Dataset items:
§

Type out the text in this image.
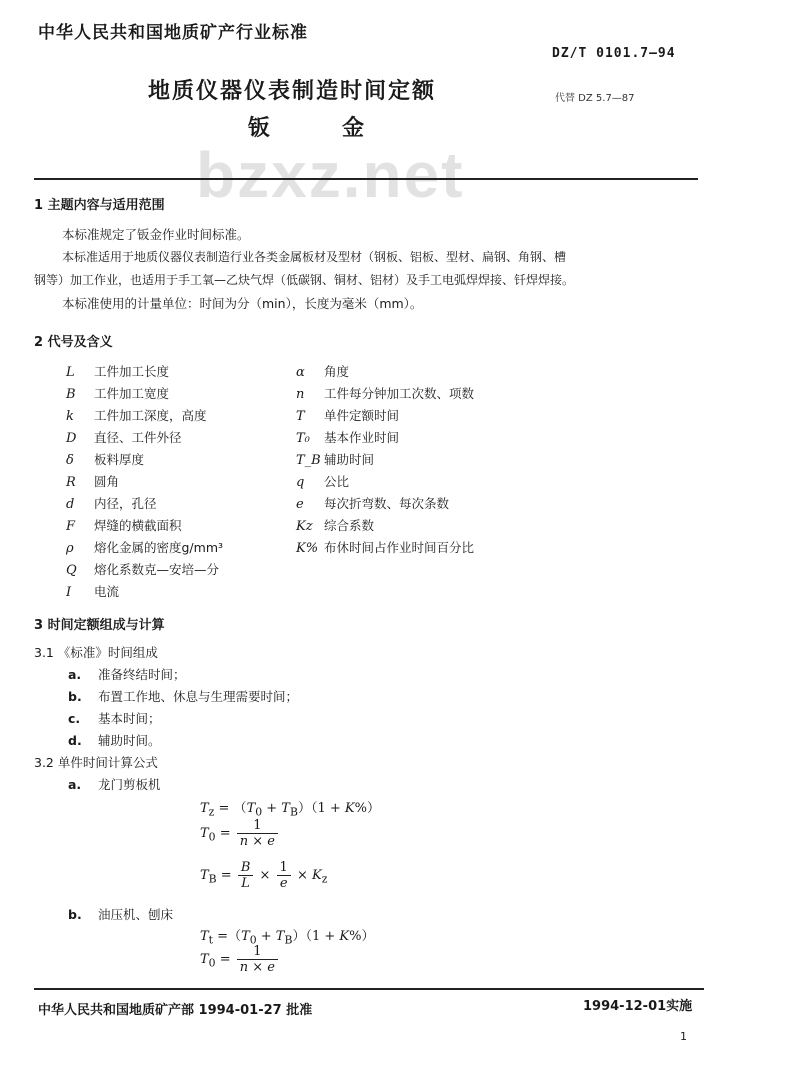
中华人民共和国地质矿产行业标准
DZ/T 0101.7—94
代替 DZ 5.7—87
地质仪器仪表制造时间定额
钣	金
bzxz.net
1 主题内容与适用范围
本标准规定了钣金作业时间标准。
本标准适用于地质仪器仪表制造行业各类金属板材及型材（钢板、铝板、型材、扁钢、角钢、槽
钢等）加工作业，也适用于手工氧—乙炔气焊（低碳钢、铜材、铝材）及手工电弧焊焊接、钎焊焊接。
本标准使用的计量单位：时间为分（min），长度为毫米（mm）。
2 代号及含义
L 工件加工长度
B 工件加工宽度
k 工件加工深度，高度
D 直径、工件外径
δ 板料厚度
R 圆角
d 内径，孔径
F 焊缝的横截面积
ρ 熔化金属的密度g/mm³
Q 熔化系数克—安培—分
I 电流
α 角度
n 工件每分钟加工次数、项数
T 单件定额时间
T₀ 基本作业时间
T_B 辅助时间
q 公比
e 每次折弯数、每次条数
Kz 综合系数
K% 布休时间占作业时间百分比
3 时间定额组成与计算
3.1 《标准》时间组成
a. 准备终结时间；
b. 布置工作地、休息与生理需要时间；
c. 基本时间；
d. 辅助时间。
3.2 单件时间计算公式
a. 龙门剪板机
$T_z = (T_0 + T_B)(1 + K\%)$
$T_0 = \frac{1}{n \times e}$
$T_B = \frac{B}{L} \times \frac{1}{e} \times K_z$
b. 油压机、刨床
$T_t =(T_0 + T_B)(1 + K\%)$
$T_0 = \frac{1}{n \times e}$
中华人民共和国地质矿产部 1994-01-27 批准	1994-12-01实施
1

§

Required work - Copy the entries exactly. Leave out the images.

Solution -
Type out the text in this image.
中华人民共和国地质矿产行业标准
DZ/T 0101.7—94
代替 DZ 5.7—87
地质仪器仪表制造时间定额
钣	金
bzxz.net
1 主题内容与适用范围
本标准规定了钣金作业时间标准。
本标准适用于地质仪器仪表制造行业各类金属板材及型材（钢板、铝板、型材、扁钢、角钢、槽
钢等）加工作业，也适用于手工氧—乙炔气焊（低碳钢、铜材、铝材）及手工电弧焊焊接、钎焊焊接。
本标准使用的计量单位：时间为分（min），长度为毫米（mm）。
2 代号及含义
L 工件加工长度
B 工件加工宽度
k 工件加工深度，高度
D 直径、工件外径
δ 板料厚度
R 圆角
d 内径，孔径
F 焊缝的横截面积
ρ 熔化金属的密度g/mm³
Q 熔化系数克—安培—分
I 电流
α 角度
n 工件每分钟加工次数、项数
T 单件定额时间
T₀ 基本作业时间
T_B 辅助时间
q 公比
e 每次折弯数、每次条数
Kz 综合系数
K% 布休时间占作业时间百分比
3 时间定额组成与计算
3.1 《标准》时间组成
a. 准备终结时间；
b. 布置工作地、休息与生理需要时间；
c. 基本时间；
d. 辅助时间。
3.2 单件时间计算公式
a. 龙门剪板机
$T_z = (T_0 + T_B)(1 + K\%)$
$T_0 = \frac{1}{n \times e}$
$T_B = \frac{B}{L} \times \frac{1}{e} \times K_z$
b. 油压机、刨床
$T_t =(T_0 + T_B)(1 + K\%)$
$T_0 = \frac{1}{n \times e}$
中华人民共和国地质矿产部 1994-01-27 批准	1994-12-01实施
1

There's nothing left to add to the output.